──────── Data excerpts ────────

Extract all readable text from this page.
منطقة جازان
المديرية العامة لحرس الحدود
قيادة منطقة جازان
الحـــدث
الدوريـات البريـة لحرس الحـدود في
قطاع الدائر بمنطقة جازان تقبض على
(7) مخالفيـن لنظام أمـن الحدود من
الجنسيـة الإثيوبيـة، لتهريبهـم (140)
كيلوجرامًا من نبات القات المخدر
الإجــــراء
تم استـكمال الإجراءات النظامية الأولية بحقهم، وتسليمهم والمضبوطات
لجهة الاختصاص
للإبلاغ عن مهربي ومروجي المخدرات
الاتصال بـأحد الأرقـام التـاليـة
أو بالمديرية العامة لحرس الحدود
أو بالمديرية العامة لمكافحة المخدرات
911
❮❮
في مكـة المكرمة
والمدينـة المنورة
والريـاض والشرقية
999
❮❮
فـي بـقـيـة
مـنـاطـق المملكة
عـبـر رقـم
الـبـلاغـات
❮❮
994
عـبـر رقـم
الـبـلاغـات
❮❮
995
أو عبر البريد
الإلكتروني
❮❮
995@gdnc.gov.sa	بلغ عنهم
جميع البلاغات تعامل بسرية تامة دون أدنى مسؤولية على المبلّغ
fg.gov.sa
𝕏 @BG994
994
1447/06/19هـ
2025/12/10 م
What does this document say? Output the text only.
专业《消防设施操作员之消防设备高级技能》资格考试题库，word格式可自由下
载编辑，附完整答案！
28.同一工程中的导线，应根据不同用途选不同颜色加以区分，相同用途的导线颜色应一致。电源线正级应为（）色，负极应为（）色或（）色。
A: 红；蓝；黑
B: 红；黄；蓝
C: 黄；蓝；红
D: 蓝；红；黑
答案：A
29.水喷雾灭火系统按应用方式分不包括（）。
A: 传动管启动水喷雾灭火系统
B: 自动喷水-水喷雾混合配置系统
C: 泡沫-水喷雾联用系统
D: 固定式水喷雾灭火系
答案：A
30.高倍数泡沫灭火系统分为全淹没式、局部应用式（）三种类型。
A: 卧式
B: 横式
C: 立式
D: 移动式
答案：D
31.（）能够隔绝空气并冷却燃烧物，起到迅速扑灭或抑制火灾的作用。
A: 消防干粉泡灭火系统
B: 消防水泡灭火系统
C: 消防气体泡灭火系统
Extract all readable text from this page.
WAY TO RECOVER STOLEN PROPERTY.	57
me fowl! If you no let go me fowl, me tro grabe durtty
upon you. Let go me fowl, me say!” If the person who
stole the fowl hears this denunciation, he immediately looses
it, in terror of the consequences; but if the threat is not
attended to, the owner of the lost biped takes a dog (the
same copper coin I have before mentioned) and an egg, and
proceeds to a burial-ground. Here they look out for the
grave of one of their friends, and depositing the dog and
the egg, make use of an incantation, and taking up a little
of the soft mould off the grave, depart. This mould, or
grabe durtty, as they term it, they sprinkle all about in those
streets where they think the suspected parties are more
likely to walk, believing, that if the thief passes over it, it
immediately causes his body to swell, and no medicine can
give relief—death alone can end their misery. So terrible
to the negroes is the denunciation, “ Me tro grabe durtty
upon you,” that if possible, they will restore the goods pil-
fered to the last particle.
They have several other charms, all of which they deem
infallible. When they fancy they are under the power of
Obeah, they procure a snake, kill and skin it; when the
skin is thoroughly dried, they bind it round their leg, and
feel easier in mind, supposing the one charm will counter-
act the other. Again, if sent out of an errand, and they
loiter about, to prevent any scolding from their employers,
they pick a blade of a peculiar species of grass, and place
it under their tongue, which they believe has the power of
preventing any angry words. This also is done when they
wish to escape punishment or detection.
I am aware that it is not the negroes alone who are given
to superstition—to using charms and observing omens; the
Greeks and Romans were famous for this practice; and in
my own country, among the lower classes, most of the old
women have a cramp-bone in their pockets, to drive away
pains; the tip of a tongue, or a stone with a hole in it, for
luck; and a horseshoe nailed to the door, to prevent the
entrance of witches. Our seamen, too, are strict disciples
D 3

────────

Task instructions
Each entry must be reproduced verbatim.

Solution
Extract all readable text from this page.
منطقة جازان
المديرية العامة لحرس الحدود
قيادة منطقة جازان
الحـــدث
الدوريـات البريـة لحرس الحـدود في
قطاع الدائر بمنطقة جازان تقبض على
(7) مخالفيـن لنظام أمـن الحدود من
الجنسيـة الإثيوبيـة، لتهريبهـم (140)
كيلوجرامًا من نبات القات المخدر
الإجــــراء
تم استـكمال الإجراءات النظامية الأولية بحقهم، وتسليمهم والمضبوطات
لجهة الاختصاص
للإبلاغ عن مهربي ومروجي المخدرات
الاتصال بـأحد الأرقـام التـاليـة
أو بالمديرية العامة لحرس الحدود
أو بالمديرية العامة لمكافحة المخدرات
911
❮❮
في مكـة المكرمة
والمدينـة المنورة
والريـاض والشرقية
999
❮❮
فـي بـقـيـة
مـنـاطـق المملكة
عـبـر رقـم
الـبـلاغـات
❮❮
994
عـبـر رقـم
الـبـلاغـات
❮❮
995
أو عبر البريد
الإلكتروني
❮❮
995@gdnc.gov.sa	بلغ عنهم
جميع البلاغات تعامل بسرية تامة دون أدنى مسؤولية على المبلّغ
fg.gov.sa
𝕏 @BG994
994
1447/06/19هـ
2025/12/10 م
What does this document say? Output the text only.
专业《消防设施操作员之消防设备高级技能》资格考试题库，word格式可自由下
载编辑，附完整答案！
28.同一工程中的导线，应根据不同用途选不同颜色加以区分，相同用途的导线颜色应一致。电源线正级应为（）色，负极应为（）色或（）色。
A: 红；蓝；黑
B: 红；黄；蓝
C: 黄；蓝；红
D: 蓝；红；黑
答案：A
29.水喷雾灭火系统按应用方式分不包括（）。
A: 传动管启动水喷雾灭火系统
B: 自动喷水-水喷雾混合配置系统
C: 泡沫-水喷雾联用系统
D: 固定式水喷雾灭火系
答案：A
30.高倍数泡沫灭火系统分为全淹没式、局部应用式（）三种类型。
A: 卧式
B: 横式
C: 立式
D: 移动式
答案：D
31.（）能够隔绝空气并冷却燃烧物，起到迅速扑灭或抑制火灾的作用。
A: 消防干粉泡灭火系统
B: 消防水泡灭火系统
C: 消防气体泡灭火系统
Extract all readable text from this page.
WAY TO RECOVER STOLEN PROPERTY.	57
me fowl! If you no let go me fowl, me tro grabe durtty
upon you. Let go me fowl, me say!” If the person who
stole the fowl hears this denunciation, he immediately looses
it, in terror of the consequences; but if the threat is not
attended to, the owner of the lost biped takes a dog (the
same copper coin I have before mentioned) and an egg, and
proceeds to a burial-ground. Here they look out for the
grave of one of their friends, and depositing the dog and
the egg, make use of an incantation, and taking up a little
of the soft mould off the grave, depart. This mould, or
grabe durtty, as they term it, they sprinkle all about in those
streets where they think the suspected parties are more
likely to walk, believing, that if the thief passes over it, it
immediately causes his body to swell, and no medicine can
give relief—death alone can end their misery. So terrible
to the negroes is the denunciation, “ Me tro grabe durtty
upon you,” that if possible, they will restore the goods pil-
fered to the last particle.
They have several other charms, all of which they deem
infallible. When they fancy they are under the power of
Obeah, they procure a snake, kill and skin it; when the
skin is thoroughly dried, they bind it round their leg, and
feel easier in mind, supposing the one charm will counter-
act the other. Again, if sent out of an errand, and they
loiter about, to prevent any scolding from their employers,
they pick a blade of a peculiar species of grass, and place
it under their tongue, which they believe has the power of
preventing any angry words. This also is done when they
wish to escape punishment or detection.
I am aware that it is not the negroes alone who are given
to superstition—to using charms and observing omens; the
Greeks and Romans were famous for this practice; and in
my own country, among the lower classes, most of the old
women have a cramp-bone in their pockets, to drive away
pains; the tip of a tongue, or a stone with a hole in it, for
luck; and a horseshoe nailed to the door, to prevent the
entrance of witches. Our seamen, too, are strict disciples
D 3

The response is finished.